▶ Your goal: Write out every entry exactly as it stands.

▶ Material for this exercise:
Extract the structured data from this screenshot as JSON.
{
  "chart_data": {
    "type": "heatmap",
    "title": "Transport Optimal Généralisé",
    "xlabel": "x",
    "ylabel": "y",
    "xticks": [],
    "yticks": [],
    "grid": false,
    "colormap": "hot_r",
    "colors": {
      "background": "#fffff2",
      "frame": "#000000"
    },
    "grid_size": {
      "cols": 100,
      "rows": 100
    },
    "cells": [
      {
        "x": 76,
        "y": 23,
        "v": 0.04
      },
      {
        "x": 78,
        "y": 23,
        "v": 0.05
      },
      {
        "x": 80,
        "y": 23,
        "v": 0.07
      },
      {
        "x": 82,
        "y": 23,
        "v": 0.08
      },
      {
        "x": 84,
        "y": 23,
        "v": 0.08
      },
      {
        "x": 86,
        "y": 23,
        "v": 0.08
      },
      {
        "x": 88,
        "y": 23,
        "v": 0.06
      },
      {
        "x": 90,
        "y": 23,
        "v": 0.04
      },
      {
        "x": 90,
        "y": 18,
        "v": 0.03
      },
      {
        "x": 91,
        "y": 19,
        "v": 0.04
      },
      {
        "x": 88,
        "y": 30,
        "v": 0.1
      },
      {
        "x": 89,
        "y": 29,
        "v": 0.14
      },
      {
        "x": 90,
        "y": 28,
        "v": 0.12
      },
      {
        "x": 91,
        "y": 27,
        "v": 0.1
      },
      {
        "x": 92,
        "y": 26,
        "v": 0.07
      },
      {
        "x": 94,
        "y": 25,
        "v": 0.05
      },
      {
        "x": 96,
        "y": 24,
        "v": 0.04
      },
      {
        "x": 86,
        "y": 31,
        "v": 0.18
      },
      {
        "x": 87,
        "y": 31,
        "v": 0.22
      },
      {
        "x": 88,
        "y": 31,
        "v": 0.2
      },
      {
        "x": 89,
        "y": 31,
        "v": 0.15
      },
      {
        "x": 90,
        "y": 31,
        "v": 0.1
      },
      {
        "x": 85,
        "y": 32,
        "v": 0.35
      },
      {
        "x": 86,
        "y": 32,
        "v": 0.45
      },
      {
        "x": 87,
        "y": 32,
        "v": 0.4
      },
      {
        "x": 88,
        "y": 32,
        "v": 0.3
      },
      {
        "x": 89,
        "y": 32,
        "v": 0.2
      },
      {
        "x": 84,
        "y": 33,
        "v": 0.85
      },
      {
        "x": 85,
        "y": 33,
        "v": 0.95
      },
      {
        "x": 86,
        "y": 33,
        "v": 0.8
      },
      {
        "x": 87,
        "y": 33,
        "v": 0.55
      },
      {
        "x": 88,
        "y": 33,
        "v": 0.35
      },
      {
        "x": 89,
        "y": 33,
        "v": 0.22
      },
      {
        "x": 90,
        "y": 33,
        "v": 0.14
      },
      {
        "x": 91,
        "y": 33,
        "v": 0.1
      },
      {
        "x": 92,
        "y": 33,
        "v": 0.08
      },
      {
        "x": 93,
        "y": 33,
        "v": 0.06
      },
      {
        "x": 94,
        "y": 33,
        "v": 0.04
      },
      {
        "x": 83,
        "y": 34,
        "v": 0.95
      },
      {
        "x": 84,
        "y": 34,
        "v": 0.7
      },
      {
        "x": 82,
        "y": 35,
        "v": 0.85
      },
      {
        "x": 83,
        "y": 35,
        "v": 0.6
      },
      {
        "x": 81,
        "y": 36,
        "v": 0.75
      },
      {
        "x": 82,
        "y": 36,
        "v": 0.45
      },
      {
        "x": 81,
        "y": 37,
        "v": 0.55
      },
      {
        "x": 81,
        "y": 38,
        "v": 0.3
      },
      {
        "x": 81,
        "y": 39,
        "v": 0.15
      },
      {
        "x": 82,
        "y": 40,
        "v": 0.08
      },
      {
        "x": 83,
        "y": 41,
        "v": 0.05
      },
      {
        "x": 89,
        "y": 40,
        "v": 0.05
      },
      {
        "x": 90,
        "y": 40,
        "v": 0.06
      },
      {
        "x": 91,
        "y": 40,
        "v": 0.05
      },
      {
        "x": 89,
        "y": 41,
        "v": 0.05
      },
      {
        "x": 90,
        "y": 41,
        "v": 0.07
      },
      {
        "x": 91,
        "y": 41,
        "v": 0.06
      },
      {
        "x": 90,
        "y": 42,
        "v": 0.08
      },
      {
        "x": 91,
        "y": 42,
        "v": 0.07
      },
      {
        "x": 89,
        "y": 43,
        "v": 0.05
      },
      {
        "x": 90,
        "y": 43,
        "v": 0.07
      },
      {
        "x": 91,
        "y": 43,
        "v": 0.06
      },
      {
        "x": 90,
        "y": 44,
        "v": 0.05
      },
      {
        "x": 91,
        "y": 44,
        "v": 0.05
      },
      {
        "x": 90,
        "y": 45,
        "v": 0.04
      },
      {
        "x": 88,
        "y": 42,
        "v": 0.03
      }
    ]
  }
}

▶ Completed exercise:
Extract the structured data from this screenshot as JSON.
{
  "chart_data": {
    "type": "heatmap",
    "title": "Transport Optimal Généralisé",
    "xlabel": "x",
    "ylabel": "y",
    "xticks": [],
    "yticks": [],
    "grid": false,
    "colormap": "hot_r",
    "colors": {
      "background": "#fffff2",
      "frame": "#000000"
    },
    "grid_size": {
      "cols": 100,
      "rows": 100
    },
    "cells": [
      {
        "x": 76,
        "y": 23,
        "v": 0.04
      },
      {
        "x": 78,
        "y": 23,
        "v": 0.05
      },
      {
        "x": 80,
        "y": 23,
        "v": 0.07
      },
      {
        "x": 82,
        "y": 23,
        "v": 0.08
      },
      {
        "x": 84,
        "y": 23,
        "v": 0.08
      },
      {
        "x": 86,
        "y": 23,
        "v": 0.08
      },
      {
        "x": 88,
        "y": 23,
        "v": 0.06
      },
      {
        "x": 90,
        "y": 23,
        "v": 0.04
      },
      {
        "x": 90,
        "y": 18,
        "v": 0.03
      },
      {
        "x": 91,
        "y": 19,
        "v": 0.04
      },
      {
        "x": 88,
        "y": 30,
        "v": 0.1
      },
      {
        "x": 89,
        "y": 29,
        "v": 0.14
      },
      {
        "x": 90,
        "y": 28,
        "v": 0.12
      },
      {
        "x": 91,
        "y": 27,
        "v": 0.1
      },
      {
        "x": 92,
        "y": 26,
        "v": 0.07
      },
      {
        "x": 94,
        "y": 25,
        "v": 0.05
      },
      {
        "x": 96,
        "y": 24,
        "v": 0.04
      },
      {
        "x": 86,
        "y": 31,
        "v": 0.18
      },
      {
        "x": 87,
        "y": 31,
        "v": 0.22
      },
      {
        "x": 88,
        "y": 31,
        "v": 0.2
      },
      {
        "x": 89,
        "y": 31,
        "v": 0.15
      },
      {
        "x": 90,
        "y": 31,
        "v": 0.1
      },
      {
        "x": 85,
        "y": 32,
        "v": 0.35
      },
      {
        "x": 86,
        "y": 32,
        "v": 0.45
      },
      {
        "x": 87,
        "y": 32,
        "v": 0.4
      },
      {
        "x": 88,
        "y": 32,
        "v": 0.3
      },
      {
        "x": 89,
        "y": 32,
        "v": 0.2
      },
      {
        "x": 84,
        "y": 33,
        "v": 0.85
      },
      {
        "x": 85,
        "y": 33,
        "v": 0.95
      },
      {
        "x": 86,
        "y": 33,
        "v": 0.8
      },
      {
        "x": 87,
        "y": 33,
        "v": 0.55
      },
      {
        "x": 88,
        "y": 33,
        "v": 0.35
      },
      {
        "x": 89,
        "y": 33,
        "v": 0.22
      },
      {
        "x": 90,
        "y": 33,
        "v": 0.14
      },
      {
        "x": 91,
        "y": 33,
        "v": 0.1
      },
      {
        "x": 92,
        "y": 33,
        "v": 0.08
      },
      {
        "x": 93,
        "y": 33,
        "v": 0.06
      },
      {
        "x": 94,
        "y": 33,
        "v": 0.04
      },
      {
        "x": 83,
        "y": 34,
        "v": 0.95
      },
      {
        "x": 84,
        "y": 34,
        "v": 0.7
      },
      {
        "x": 82,
        "y": 35,
        "v": 0.85
      },
      {
        "x": 83,
        "y": 35,
        "v": 0.6
      },
      {
        "x": 81,
        "y": 36,
        "v": 0.75
      },
      {
        "x": 82,
        "y": 36,
        "v": 0.45
      },
      {
        "x": 81,
        "y": 37,
        "v": 0.55
      },
      {
        "x": 81,
        "y": 38,
        "v": 0.3
      },
      {
        "x": 81,
        "y": 39,
        "v": 0.15
      },
      {
        "x": 82,
        "y": 40,
        "v": 0.08
      },
      {
        "x": 83,
        "y": 41,
        "v": 0.05
      },
      {
        "x": 89,
        "y": 40,
        "v": 0.05
      },
      {
        "x": 90,
        "y": 40,
        "v": 0.06
      },
      {
        "x": 91,
        "y": 40,
        "v": 0.05
      },
      {
        "x": 89,
        "y": 41,
        "v": 0.05
      },
      {
        "x": 90,
        "y": 41,
        "v": 0.07
      },
      {
        "x": 91,
        "y": 41,
        "v": 0.06
      },
      {
        "x": 90,
        "y": 42,
        "v": 0.08
      },
      {
        "x": 91,
        "y": 42,
        "v": 0.07
      },
      {
        "x": 89,
        "y": 43,
        "v": 0.05
      },
      {
        "x": 90,
        "y": 43,
        "v": 0.07
      },
      {
        "x": 91,
        "y": 43,
        "v": 0.06
      },
      {
        "x": 90,
        "y": 44,
        "v": 0.05
      },
      {
        "x": 91,
        "y": 44,
        "v": 0.05
      },
      {
        "x": 90,
        "y": 45,
        "v": 0.04
      },
      {
        "x": 88,
        "y": 42,
        "v": 0.03
      }
    ]
  }
}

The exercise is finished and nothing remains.